[Data records]
>>
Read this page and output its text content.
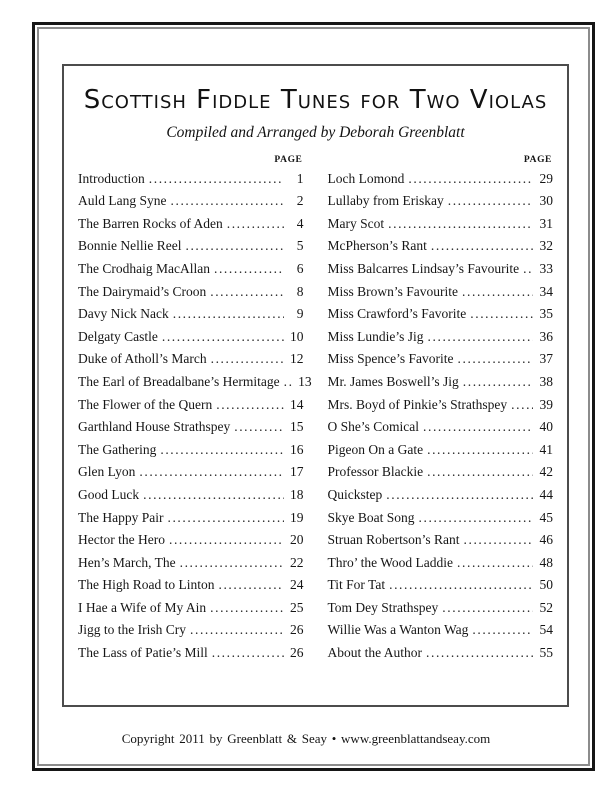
Scottish Fiddle Tunes for Two Violas
Compiled and Arranged by Deborah Greenblatt
PAGE
Introduction .....	1
Auld Lang Syne .....	2
The Barren Rocks of Aden .....	4
Bonnie Nellie Reel .....	5
The Crodhaig MacAllan .....	6
The Dairymaid’s Croon .....	8
Davy Nick Nack .....	9
Delgaty Castle .....	10
Duke of Atholl’s March .....	12
The Earl of Breadalbane’s Hermitage ..... 13
The Flower of the Quern .....	14
Garthland House Strathspey .....	15
The Gathering .....	16
Glen Lyon .....	17
Good Luck .....	18
The Happy Pair .....	19
Hector the Hero .....	20
Hen’s March, The .....	22
The High Road to Linton .....	24
I Hae a Wife of My Ain .....	25
Jigg to the Irish Cry .....	26
The Lass of Patie’s Mill .....	26
PAGE
Loch Lomond .....	29
Lullaby from Eriskay .....	30
Mary Scot .....	31
McPherson’s Rant .....	32
Miss Balcarres Lindsay’s Favourite ..... 33
Miss Brown’s Favourite .....	34
Miss Crawford’s Favorite .....	35
Miss Lundie’s Jig .....	36
Miss Spence’s Favorite .....	37
Mr. James Boswell’s Jig .....	38
Mrs. Boyd of Pinkie’s Strathspey ..... 39
O She’s Comical .....	40
Pigeon On a Gate .....	41
Professor Blackie .....	42
Quickstep .....	44
Skye Boat Song .....	45
Struan Robertson’s Rant .....	46
Thro’ the Wood Laddie .....	48
Tit For Tat .....	50
Tom Dey Strathspey .....	52
Willie Was a Wanton Wag .....	54
About the Author .....	55
Copyright 2011 by Greenblatt & Seay • www.greenblattandseay.com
<<
▶ _Exercise_
All of the data above should be transcribed verbatim, with pictures omitted.

▶ _Solution to the problem_
Read this page and output its text content.
Scottish Fiddle Tunes for Two Violas
Compiled and Arranged by Deborah Greenblatt
PAGE
Introduction .....	1
Auld Lang Syne .....	2
The Barren Rocks of Aden .....	4
Bonnie Nellie Reel .....	5
The Crodhaig MacAllan .....	6
The Dairymaid’s Croon .....	8
Davy Nick Nack .....	9
Delgaty Castle .....	10
Duke of Atholl’s March .....	12
The Earl of Breadalbane’s Hermitage ..... 13
The Flower of the Quern .....	14
Garthland House Strathspey .....	15
The Gathering .....	16
Glen Lyon .....	17
Good Luck .....	18
The Happy Pair .....	19
Hector the Hero .....	20
Hen’s March, The .....	22
The High Road to Linton .....	24
I Hae a Wife of My Ain .....	25
Jigg to the Irish Cry .....	26
The Lass of Patie’s Mill .....	26
PAGE
Loch Lomond .....	29
Lullaby from Eriskay .....	30
Mary Scot .....	31
McPherson’s Rant .....	32
Miss Balcarres Lindsay’s Favourite ..... 33
Miss Brown’s Favourite .....	34
Miss Crawford’s Favorite .....	35
Miss Lundie’s Jig .....	36
Miss Spence’s Favorite .....	37
Mr. James Boswell’s Jig .....	38
Mrs. Boyd of Pinkie’s Strathspey ..... 39
O She’s Comical .....	40
Pigeon On a Gate .....	41
Professor Blackie .....	42
Quickstep .....	44
Skye Boat Song .....	45
Struan Robertson’s Rant .....	46
Thro’ the Wood Laddie .....	48
Tit For Tat .....	50
Tom Dey Strathspey .....	52
Willie Was a Wanton Wag .....	54
About the Author .....	55
Copyright 2011 by Greenblatt & Seay • www.greenblattandseay.com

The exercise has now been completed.